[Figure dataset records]
------------------------------------------------------------

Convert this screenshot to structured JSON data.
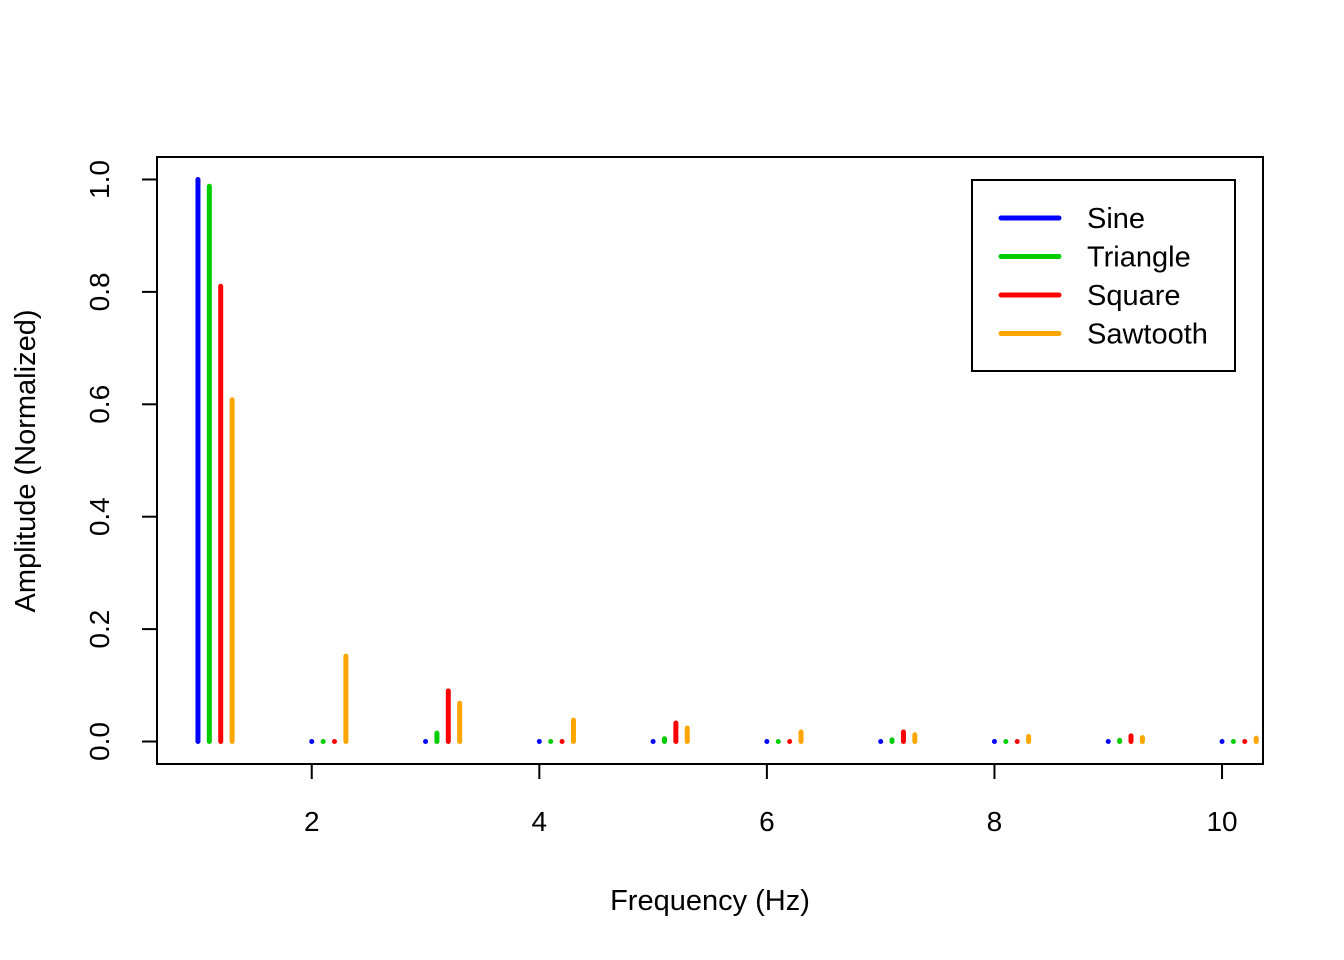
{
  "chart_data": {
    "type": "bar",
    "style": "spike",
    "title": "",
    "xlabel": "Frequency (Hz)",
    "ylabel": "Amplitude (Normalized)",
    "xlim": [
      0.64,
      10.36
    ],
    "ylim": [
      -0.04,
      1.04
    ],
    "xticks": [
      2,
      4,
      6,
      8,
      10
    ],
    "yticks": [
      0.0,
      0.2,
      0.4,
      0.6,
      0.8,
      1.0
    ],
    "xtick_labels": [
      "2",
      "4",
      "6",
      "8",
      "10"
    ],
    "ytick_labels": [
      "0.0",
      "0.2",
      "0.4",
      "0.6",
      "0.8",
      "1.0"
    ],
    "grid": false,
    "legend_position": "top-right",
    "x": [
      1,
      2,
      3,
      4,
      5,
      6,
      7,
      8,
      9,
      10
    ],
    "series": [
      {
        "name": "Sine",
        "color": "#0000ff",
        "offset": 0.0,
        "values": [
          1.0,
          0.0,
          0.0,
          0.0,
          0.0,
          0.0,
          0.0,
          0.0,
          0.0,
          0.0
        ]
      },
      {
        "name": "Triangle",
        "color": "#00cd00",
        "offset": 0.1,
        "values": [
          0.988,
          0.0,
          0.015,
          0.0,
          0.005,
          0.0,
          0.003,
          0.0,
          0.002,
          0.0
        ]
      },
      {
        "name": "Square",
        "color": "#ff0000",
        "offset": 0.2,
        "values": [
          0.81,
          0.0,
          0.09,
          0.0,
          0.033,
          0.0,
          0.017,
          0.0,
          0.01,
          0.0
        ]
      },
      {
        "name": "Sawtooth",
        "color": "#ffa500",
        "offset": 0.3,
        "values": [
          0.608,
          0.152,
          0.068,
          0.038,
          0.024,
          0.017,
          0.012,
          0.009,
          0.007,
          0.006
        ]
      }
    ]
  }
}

------------------------------------------------------------

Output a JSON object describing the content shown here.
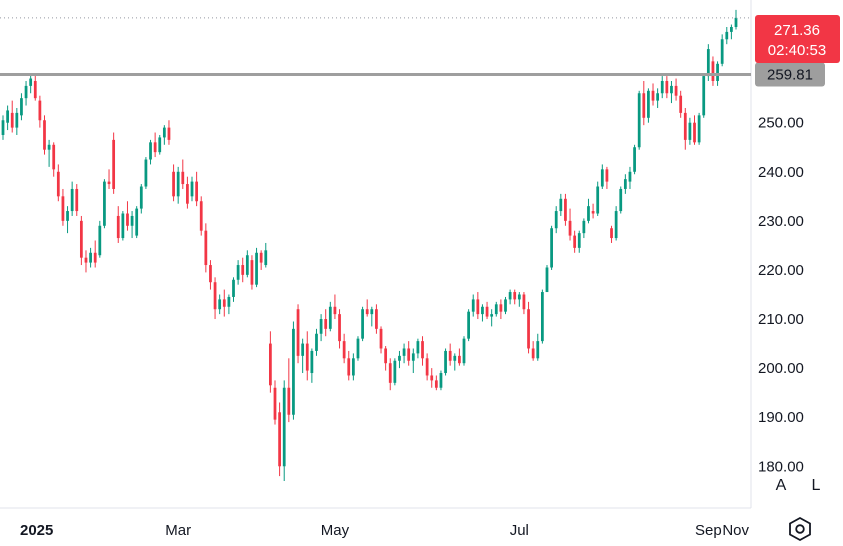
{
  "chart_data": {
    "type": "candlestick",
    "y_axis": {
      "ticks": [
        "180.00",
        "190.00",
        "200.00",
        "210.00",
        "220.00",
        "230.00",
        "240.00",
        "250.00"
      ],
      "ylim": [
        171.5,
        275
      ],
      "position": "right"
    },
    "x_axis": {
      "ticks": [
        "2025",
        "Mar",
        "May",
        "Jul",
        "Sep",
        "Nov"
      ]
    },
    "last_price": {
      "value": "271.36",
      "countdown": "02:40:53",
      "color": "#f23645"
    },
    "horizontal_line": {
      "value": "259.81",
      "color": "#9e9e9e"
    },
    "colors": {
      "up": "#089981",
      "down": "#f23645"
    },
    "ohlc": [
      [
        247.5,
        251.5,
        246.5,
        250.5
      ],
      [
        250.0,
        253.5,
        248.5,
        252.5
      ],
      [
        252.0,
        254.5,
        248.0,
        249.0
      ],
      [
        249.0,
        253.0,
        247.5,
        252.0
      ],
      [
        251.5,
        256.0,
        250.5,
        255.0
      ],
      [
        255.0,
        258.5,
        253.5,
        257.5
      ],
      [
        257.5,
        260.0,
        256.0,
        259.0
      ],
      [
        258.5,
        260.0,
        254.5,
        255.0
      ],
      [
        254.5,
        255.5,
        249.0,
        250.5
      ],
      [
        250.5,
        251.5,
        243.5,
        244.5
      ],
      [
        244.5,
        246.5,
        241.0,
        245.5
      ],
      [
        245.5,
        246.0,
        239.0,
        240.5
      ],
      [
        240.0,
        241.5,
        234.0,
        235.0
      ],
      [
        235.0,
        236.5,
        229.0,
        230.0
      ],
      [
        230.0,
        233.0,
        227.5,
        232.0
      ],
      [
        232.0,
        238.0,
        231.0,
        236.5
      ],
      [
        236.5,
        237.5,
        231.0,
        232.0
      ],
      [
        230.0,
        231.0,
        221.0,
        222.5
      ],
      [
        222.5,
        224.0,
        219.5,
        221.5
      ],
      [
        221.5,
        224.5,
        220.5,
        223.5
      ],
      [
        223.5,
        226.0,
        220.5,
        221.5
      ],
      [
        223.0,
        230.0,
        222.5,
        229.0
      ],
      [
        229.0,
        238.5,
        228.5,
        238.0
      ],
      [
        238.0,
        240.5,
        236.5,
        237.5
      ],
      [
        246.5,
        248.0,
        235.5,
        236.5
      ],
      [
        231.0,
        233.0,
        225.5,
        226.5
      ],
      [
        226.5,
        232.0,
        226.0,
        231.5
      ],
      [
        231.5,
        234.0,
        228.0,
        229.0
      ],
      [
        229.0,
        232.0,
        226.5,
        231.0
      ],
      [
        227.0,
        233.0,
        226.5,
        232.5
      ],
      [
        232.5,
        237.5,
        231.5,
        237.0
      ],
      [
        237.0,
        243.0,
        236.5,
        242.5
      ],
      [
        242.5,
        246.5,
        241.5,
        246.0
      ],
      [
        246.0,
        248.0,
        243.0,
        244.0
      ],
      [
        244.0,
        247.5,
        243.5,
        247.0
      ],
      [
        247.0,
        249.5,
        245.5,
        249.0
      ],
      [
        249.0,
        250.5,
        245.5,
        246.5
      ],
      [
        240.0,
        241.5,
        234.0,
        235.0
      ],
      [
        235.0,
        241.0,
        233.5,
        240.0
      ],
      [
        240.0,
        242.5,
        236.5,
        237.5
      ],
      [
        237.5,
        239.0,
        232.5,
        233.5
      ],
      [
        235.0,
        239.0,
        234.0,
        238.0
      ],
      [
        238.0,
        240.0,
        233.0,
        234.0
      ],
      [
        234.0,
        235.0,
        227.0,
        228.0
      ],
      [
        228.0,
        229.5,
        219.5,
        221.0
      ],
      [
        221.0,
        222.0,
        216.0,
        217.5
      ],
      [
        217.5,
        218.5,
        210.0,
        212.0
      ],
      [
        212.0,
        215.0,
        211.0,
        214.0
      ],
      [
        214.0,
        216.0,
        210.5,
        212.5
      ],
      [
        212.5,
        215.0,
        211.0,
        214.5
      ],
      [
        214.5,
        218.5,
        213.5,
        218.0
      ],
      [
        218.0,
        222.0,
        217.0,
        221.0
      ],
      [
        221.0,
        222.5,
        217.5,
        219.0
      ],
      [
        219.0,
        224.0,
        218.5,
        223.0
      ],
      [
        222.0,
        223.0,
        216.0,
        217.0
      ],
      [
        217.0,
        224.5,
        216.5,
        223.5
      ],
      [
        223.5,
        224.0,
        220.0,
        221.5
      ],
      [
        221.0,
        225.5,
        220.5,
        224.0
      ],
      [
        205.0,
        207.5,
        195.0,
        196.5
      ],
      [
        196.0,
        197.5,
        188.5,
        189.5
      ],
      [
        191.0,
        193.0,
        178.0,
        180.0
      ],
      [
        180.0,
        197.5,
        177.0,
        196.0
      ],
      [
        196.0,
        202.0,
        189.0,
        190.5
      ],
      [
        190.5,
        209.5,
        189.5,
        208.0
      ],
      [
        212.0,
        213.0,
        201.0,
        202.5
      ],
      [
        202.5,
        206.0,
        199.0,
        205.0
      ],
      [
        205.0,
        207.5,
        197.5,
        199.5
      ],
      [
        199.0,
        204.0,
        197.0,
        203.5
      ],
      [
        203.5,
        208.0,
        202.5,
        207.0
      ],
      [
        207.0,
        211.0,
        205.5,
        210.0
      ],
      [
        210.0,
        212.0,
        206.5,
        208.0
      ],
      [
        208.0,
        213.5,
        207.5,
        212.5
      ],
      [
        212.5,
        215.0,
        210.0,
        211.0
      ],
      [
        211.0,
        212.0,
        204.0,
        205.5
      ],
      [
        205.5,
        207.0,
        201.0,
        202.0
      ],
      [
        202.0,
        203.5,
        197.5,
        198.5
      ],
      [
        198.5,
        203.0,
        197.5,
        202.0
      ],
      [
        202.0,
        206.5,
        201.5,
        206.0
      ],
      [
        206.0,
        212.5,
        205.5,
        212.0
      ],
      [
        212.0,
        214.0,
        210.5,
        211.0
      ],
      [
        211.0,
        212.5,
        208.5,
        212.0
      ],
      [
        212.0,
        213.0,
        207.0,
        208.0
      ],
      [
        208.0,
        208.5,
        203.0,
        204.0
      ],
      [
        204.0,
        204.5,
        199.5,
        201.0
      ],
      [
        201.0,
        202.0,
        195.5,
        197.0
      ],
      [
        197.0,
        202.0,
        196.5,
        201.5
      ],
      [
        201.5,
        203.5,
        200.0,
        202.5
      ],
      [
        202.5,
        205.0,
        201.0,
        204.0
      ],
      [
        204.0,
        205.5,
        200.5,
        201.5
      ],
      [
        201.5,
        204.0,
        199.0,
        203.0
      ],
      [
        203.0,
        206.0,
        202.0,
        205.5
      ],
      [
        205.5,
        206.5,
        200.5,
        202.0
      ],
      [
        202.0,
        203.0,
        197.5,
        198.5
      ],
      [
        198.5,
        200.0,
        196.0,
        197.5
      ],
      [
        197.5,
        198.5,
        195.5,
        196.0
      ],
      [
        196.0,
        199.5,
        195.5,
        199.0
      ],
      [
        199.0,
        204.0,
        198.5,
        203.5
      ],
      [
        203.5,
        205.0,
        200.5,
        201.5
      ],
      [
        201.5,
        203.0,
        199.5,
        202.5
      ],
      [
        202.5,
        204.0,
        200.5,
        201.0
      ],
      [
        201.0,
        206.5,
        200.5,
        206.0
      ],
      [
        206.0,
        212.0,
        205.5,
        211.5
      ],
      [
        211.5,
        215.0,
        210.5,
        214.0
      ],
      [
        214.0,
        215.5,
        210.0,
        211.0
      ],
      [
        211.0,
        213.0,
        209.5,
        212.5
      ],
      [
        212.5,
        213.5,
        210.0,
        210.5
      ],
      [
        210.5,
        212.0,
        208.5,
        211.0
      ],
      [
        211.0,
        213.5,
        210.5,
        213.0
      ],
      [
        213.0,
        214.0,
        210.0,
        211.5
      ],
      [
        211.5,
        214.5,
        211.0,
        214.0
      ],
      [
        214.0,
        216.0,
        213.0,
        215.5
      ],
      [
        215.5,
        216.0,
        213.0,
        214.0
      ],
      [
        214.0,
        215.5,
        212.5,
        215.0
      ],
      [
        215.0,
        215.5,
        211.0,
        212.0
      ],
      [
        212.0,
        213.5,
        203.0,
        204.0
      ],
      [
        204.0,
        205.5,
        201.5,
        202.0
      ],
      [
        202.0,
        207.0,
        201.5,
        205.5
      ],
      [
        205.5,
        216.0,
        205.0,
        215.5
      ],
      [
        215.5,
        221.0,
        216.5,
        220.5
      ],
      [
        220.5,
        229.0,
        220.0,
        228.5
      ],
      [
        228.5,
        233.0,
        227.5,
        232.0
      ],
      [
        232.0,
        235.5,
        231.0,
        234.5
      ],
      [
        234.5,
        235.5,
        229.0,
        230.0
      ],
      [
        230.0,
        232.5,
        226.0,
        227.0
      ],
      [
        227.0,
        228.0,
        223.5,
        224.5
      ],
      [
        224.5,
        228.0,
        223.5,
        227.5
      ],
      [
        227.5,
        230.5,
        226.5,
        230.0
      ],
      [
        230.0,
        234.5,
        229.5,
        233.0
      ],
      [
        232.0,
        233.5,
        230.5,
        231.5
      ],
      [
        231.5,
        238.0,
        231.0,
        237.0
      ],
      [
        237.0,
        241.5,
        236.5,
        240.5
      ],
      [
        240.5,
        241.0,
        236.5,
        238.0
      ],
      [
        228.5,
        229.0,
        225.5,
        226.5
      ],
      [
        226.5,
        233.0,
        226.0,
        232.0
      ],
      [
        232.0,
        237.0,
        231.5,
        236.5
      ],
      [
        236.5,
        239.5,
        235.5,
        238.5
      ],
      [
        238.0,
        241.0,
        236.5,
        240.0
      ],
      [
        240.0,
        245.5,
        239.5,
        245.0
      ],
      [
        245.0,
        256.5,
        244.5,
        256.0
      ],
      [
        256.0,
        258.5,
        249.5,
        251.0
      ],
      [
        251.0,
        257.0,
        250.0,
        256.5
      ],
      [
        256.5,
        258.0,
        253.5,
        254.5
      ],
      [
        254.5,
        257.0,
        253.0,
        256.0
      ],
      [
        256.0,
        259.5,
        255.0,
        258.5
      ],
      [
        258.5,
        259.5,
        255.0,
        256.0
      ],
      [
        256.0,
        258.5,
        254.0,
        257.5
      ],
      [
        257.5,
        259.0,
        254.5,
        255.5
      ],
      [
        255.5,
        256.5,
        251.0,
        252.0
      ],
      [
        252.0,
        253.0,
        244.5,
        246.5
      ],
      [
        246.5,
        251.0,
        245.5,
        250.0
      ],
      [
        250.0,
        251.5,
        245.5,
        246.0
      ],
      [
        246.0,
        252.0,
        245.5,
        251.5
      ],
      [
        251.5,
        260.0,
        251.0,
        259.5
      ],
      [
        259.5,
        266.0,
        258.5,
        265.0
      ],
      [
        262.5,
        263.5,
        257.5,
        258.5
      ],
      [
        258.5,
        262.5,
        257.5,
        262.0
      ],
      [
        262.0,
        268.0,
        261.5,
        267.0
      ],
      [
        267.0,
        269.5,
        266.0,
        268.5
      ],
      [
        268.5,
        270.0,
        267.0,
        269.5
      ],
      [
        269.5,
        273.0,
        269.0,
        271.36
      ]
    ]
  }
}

------------------------------------------------------------

#### INSTRUCTION:
Scan the material and collect every line that contains "JSON".

#### ANSWER TO THE TASK:
Convert this screenshot to structured JSON data.
Output a JSON object describing the content shown here.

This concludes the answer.